* _TO DO_:
Go through the entries below and print each one exactly, leaving out pictures.

━━━ INFORMATION SHOWN

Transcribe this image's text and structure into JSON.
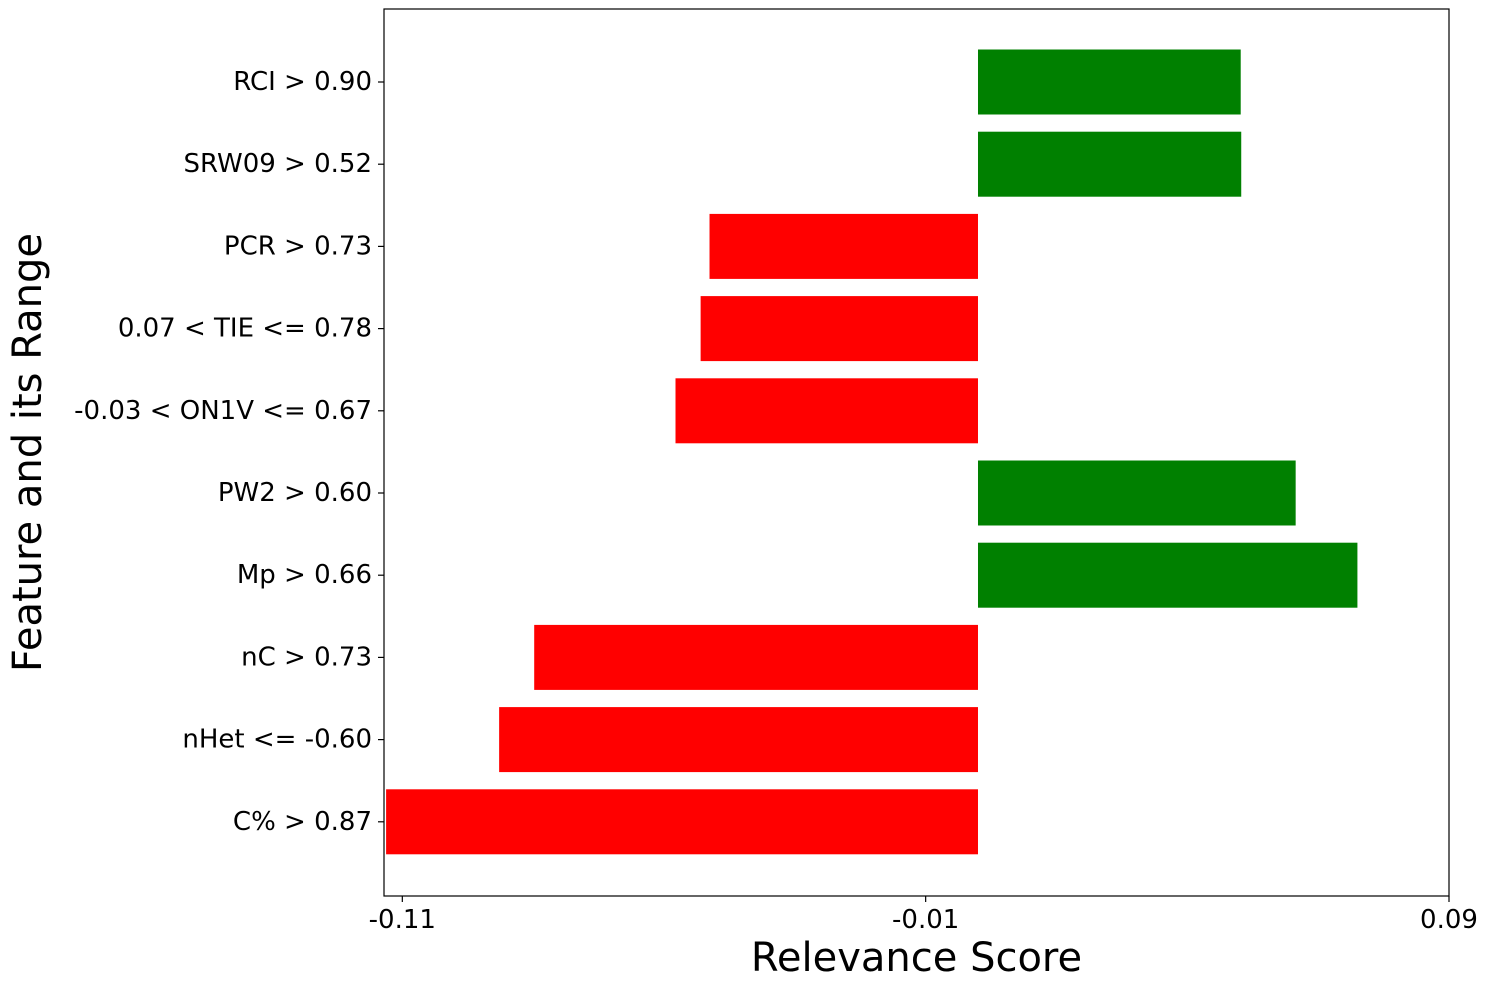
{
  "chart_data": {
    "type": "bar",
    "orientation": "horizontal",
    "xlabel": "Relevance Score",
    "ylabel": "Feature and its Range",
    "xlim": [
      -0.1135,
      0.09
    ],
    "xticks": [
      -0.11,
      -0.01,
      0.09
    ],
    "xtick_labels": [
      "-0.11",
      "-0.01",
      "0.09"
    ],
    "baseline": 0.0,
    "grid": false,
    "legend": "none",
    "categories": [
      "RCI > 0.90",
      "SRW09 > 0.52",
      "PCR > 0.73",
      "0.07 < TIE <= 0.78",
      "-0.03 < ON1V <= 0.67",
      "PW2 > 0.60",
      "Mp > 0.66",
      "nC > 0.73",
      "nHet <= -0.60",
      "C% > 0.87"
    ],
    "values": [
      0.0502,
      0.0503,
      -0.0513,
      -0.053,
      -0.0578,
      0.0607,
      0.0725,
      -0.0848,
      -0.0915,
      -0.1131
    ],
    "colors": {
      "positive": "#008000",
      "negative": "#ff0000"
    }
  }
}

━━━━━━

* _EXERCISE RESULT_:
Transcribe this image's text and structure into JSON.
{
  "chart_data": {
    "type": "bar",
    "orientation": "horizontal",
    "xlabel": "Relevance Score",
    "ylabel": "Feature and its Range",
    "xlim": [
      -0.1135,
      0.09
    ],
    "xticks": [
      -0.11,
      -0.01,
      0.09
    ],
    "xtick_labels": [
      "-0.11",
      "-0.01",
      "0.09"
    ],
    "baseline": 0.0,
    "grid": false,
    "legend": "none",
    "categories": [
      "RCI > 0.90",
      "SRW09 > 0.52",
      "PCR > 0.73",
      "0.07 < TIE <= 0.78",
      "-0.03 < ON1V <= 0.67",
      "PW2 > 0.60",
      "Mp > 0.66",
      "nC > 0.73",
      "nHet <= -0.60",
      "C% > 0.87"
    ],
    "values": [
      0.0502,
      0.0503,
      -0.0513,
      -0.053,
      -0.0578,
      0.0607,
      0.0725,
      -0.0848,
      -0.0915,
      -0.1131
    ],
    "colors": {
      "positive": "#008000",
      "negative": "#ff0000"
    }
  }
}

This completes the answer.